• **Extracted data entries**:
————
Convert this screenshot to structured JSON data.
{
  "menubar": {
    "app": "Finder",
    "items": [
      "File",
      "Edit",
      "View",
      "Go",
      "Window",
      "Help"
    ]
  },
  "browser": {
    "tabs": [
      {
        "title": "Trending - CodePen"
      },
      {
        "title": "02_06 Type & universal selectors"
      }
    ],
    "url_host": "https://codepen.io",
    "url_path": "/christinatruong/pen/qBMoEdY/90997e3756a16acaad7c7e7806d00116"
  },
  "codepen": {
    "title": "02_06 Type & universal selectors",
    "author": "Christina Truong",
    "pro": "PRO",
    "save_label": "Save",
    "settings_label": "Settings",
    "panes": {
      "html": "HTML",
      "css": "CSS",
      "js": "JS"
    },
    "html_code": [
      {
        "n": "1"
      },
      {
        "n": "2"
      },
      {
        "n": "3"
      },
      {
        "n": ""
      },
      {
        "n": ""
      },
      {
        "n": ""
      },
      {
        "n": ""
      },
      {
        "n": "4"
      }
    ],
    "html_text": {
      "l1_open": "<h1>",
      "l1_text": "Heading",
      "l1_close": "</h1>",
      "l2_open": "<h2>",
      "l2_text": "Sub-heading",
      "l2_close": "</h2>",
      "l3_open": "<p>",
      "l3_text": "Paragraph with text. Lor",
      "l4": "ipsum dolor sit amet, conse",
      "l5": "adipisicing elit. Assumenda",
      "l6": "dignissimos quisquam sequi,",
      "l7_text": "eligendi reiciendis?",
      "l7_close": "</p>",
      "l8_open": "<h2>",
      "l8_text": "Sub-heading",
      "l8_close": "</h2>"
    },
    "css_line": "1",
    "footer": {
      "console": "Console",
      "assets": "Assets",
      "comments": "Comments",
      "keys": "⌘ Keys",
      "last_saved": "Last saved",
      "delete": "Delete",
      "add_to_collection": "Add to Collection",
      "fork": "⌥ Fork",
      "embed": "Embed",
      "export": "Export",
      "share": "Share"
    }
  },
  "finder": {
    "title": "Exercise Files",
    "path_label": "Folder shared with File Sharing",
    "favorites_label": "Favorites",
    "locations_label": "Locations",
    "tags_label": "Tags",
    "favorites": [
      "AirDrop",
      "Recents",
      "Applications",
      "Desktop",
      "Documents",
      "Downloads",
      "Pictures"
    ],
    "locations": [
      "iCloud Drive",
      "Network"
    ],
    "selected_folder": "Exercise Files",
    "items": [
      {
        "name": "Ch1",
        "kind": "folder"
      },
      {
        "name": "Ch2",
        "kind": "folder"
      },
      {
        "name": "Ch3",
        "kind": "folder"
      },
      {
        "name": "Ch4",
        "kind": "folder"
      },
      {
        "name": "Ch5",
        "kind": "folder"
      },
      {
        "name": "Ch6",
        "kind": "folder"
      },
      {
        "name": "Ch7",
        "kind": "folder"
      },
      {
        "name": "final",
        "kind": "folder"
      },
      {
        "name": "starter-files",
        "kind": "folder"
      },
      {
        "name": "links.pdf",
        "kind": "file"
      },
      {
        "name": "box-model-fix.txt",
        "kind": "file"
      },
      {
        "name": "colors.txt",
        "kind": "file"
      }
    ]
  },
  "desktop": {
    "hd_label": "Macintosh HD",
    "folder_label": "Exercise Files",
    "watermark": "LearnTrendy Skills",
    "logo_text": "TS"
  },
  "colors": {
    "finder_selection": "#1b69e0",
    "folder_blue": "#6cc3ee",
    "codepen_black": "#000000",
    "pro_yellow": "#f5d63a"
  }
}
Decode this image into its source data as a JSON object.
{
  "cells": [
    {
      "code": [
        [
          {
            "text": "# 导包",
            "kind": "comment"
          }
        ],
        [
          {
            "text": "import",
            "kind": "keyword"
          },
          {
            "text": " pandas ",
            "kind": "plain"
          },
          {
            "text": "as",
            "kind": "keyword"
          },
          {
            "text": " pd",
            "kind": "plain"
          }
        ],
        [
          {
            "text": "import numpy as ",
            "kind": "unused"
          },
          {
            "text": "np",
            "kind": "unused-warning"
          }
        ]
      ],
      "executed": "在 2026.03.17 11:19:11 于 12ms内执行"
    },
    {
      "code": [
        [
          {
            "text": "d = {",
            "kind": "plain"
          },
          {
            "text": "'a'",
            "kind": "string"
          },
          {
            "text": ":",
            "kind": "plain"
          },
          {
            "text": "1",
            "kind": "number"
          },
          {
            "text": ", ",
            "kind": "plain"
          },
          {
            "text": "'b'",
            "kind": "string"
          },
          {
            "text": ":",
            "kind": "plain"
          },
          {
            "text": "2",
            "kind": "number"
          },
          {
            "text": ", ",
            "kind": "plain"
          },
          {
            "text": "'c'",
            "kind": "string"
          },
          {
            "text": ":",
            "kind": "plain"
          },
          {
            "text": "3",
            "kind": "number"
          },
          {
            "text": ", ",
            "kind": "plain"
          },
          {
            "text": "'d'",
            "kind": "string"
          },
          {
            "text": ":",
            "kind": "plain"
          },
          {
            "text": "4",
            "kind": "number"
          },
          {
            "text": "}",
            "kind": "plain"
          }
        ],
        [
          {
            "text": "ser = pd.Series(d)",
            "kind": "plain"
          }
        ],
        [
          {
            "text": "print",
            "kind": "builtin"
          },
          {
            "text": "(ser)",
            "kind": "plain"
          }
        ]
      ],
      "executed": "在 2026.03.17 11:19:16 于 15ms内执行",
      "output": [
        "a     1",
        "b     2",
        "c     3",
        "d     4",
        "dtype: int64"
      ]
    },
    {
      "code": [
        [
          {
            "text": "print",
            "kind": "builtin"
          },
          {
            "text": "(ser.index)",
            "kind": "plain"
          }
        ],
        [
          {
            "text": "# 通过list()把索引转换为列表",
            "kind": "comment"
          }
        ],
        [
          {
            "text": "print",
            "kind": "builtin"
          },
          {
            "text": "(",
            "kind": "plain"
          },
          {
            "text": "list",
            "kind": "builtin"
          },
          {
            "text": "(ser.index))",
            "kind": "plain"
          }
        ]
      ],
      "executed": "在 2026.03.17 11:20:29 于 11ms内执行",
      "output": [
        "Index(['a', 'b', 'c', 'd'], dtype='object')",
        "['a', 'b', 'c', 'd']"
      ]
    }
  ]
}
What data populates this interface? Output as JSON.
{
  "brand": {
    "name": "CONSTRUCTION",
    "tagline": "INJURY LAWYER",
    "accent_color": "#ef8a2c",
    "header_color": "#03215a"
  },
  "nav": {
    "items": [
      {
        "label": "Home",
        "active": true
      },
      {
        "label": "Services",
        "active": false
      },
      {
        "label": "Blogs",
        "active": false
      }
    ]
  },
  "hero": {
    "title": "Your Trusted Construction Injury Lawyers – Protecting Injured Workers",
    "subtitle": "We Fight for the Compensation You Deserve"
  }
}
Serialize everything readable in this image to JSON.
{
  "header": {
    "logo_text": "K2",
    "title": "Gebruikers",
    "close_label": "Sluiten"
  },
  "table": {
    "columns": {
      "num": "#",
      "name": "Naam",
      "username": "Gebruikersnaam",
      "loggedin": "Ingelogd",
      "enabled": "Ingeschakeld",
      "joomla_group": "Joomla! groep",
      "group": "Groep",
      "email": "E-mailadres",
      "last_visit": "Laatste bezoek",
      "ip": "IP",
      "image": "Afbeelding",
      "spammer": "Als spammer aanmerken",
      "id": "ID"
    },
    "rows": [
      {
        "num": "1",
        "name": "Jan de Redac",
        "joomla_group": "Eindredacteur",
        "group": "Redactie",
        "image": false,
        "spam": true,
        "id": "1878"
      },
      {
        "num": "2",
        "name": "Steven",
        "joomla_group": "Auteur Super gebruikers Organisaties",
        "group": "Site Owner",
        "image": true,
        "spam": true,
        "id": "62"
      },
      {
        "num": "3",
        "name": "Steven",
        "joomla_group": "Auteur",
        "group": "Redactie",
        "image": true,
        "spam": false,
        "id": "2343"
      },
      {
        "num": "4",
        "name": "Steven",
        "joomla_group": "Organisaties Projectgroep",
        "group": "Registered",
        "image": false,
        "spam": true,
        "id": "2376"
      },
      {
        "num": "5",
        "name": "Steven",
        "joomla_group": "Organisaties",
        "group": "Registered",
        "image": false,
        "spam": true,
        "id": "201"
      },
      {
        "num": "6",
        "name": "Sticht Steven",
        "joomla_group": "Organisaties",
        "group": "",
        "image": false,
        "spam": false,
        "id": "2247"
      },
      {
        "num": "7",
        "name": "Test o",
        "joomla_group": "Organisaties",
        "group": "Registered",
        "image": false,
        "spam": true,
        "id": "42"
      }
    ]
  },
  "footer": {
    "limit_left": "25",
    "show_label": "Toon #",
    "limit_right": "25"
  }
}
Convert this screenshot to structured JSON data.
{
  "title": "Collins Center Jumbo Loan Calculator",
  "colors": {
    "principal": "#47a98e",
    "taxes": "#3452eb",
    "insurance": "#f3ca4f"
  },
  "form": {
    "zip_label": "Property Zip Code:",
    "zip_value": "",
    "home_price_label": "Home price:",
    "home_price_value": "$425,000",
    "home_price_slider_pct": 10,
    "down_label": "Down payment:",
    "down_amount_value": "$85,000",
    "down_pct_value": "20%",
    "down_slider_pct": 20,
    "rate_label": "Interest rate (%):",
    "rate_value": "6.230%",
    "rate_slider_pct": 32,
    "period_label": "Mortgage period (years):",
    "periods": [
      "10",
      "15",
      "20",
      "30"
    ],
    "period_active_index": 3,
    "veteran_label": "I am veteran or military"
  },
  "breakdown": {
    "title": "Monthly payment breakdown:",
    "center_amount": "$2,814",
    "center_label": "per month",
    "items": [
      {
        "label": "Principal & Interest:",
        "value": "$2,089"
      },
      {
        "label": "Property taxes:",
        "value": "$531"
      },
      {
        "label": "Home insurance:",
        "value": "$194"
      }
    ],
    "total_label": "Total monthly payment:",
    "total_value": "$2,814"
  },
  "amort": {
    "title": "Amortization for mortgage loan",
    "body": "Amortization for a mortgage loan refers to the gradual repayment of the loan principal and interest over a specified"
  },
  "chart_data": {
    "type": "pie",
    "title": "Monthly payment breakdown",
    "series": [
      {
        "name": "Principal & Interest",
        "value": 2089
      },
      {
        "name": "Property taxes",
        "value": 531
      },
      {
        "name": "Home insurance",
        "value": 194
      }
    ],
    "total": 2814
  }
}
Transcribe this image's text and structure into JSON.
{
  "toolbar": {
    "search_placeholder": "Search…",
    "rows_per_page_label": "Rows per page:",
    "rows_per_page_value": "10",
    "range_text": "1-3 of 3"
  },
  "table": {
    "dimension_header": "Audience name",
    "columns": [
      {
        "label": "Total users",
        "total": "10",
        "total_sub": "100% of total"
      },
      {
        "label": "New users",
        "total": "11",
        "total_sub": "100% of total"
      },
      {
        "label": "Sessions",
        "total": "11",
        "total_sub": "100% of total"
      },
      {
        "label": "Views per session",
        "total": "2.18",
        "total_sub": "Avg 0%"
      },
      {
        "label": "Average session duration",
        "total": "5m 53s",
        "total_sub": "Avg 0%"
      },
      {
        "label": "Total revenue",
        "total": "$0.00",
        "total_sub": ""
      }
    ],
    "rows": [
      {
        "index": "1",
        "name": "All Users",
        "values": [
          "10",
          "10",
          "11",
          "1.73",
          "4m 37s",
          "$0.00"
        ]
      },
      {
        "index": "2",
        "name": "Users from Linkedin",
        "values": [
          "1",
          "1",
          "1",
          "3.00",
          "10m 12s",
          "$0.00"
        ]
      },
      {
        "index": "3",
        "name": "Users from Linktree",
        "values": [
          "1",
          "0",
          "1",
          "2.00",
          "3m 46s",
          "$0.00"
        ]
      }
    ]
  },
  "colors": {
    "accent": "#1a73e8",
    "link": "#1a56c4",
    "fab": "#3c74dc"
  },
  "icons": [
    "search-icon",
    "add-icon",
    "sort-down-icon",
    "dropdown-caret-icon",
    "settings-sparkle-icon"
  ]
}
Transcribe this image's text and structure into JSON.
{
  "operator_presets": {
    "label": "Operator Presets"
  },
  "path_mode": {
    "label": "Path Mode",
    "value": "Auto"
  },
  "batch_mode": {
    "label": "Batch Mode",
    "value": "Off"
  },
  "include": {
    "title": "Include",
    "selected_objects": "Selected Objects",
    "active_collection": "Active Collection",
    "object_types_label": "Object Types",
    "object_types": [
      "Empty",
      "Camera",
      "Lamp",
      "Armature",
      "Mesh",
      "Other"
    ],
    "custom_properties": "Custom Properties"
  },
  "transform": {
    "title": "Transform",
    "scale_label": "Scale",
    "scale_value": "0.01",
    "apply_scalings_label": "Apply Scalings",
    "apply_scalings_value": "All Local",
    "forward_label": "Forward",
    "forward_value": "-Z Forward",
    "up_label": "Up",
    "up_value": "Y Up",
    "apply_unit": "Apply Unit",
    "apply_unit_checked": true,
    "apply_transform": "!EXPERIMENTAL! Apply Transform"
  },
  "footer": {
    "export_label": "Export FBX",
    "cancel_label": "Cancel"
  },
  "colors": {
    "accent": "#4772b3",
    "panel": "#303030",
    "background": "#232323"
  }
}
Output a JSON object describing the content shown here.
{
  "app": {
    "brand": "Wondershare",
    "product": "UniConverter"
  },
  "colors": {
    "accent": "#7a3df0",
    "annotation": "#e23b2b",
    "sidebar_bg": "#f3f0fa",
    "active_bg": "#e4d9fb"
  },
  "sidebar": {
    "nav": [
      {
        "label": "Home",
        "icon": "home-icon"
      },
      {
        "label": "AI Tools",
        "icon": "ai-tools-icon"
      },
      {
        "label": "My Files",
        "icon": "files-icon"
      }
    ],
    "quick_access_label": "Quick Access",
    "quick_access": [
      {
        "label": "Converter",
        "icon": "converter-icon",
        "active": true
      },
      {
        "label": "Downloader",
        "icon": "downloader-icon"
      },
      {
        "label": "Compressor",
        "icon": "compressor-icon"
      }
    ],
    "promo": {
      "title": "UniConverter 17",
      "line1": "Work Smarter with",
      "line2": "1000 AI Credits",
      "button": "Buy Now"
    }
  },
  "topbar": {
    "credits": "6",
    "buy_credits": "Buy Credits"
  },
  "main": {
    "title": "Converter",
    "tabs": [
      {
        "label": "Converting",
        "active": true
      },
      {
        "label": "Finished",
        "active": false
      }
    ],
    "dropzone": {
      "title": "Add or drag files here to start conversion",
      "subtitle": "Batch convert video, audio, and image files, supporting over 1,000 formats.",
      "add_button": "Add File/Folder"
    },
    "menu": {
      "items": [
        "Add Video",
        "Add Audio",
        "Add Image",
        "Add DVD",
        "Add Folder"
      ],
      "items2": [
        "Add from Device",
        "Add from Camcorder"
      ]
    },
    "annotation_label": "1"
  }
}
————
• **Aim of the exercise**:
State how many lines of the records above contain "insurance", with no words besides the number.

• **The reply**:
3